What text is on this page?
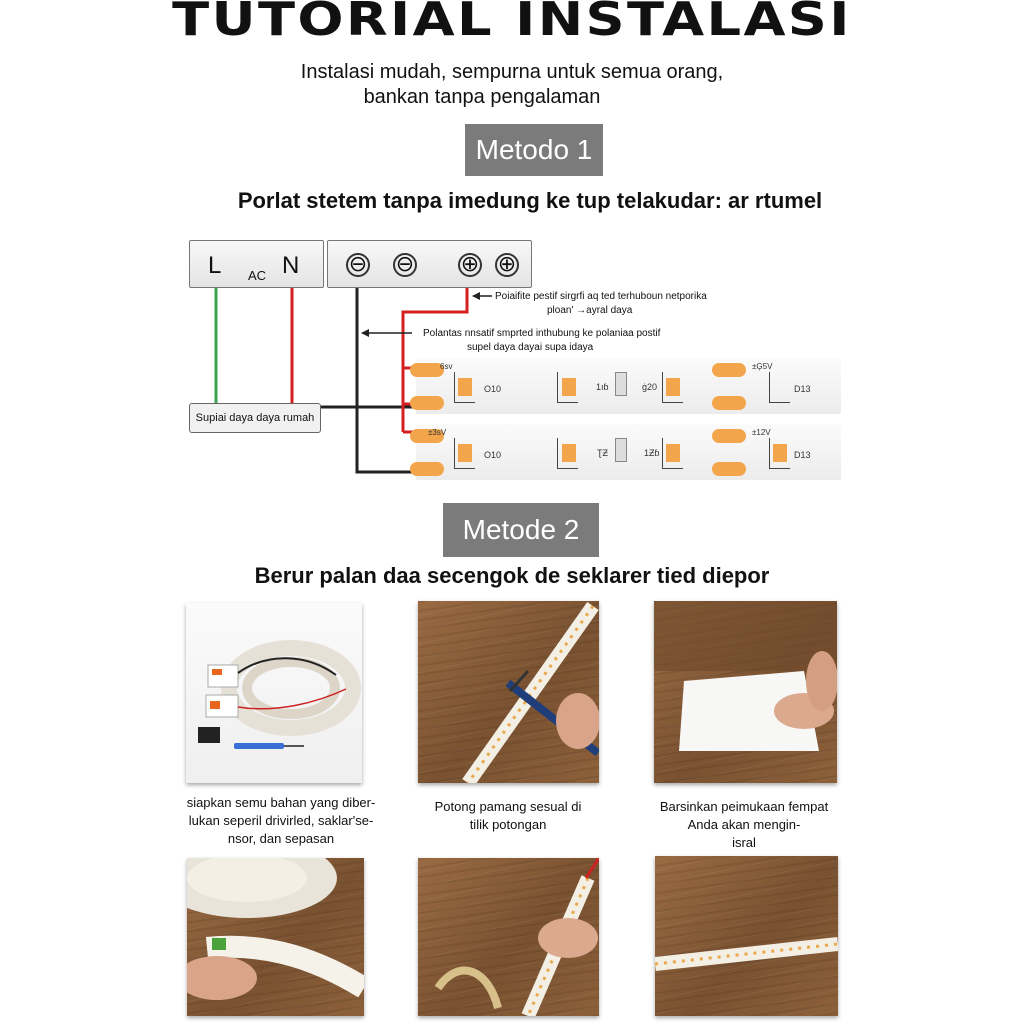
TUTORIAL INSTALASI
Instalasi mudah, sempurna untuk semua orang,
bankan tanpa pengalaman
Metodo 1
Porlat stetem tanpa imedung ke tup telakudar: ar rtumel
L AC N ⊖ ⊖ ⊕ ⊕
Poiaifite pestif sirgrfi aq ted terhuboun netporika
ploan' →ayral daya
Polantas nnsatif smprted inthubung ke polaniaa postif
supel daya dayai supa idaya
Supiai daya daya rumah
6sv
O10	1ıɓ	ġ20
±Ģ5V
D13
±3sV
O10	ƮƵ	1Ƶɓ
±12V
D13
Metode 2
Berur palan daa secengok de seklarer tied diepor
siapkan semu bahan yang diber-
lukan seperil drivirled, saklar'se-
nsor, dan sepasan
Potong pamang sesual di
tilik potongan
Barsinkan peimukaan fempat
Anda akan mengin-
isral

> GIVEN REQUEST: Copy every record above exactly, leaving out the pictures.

> WRITTEN SOLUTION:
What text is on this page?
TUTORIAL INSTALASI
Instalasi mudah, sempurna untuk semua orang,
bankan tanpa pengalaman
Metodo 1
Porlat stetem tanpa imedung ke tup telakudar: ar rtumel
L AC N ⊖ ⊖ ⊕ ⊕
Poiaifite pestif sirgrfi aq ted terhuboun netporika
ploan' →ayral daya
Polantas nnsatif smprted inthubung ke polaniaa postif
supel daya dayai supa idaya
Supiai daya daya rumah
6sv
O10	1ıɓ	ġ20
±Ģ5V
D13
±3sV
O10	ƮƵ	1Ƶɓ
±12V
D13
Metode 2
Berur palan daa secengok de seklarer tied diepor
siapkan semu bahan yang diber-
lukan seperil drivirled, saklar'se-
nsor, dan sepasan
Potong pamang sesual di
tilik potongan
Barsinkan peimukaan fempat
Anda akan mengin-
isral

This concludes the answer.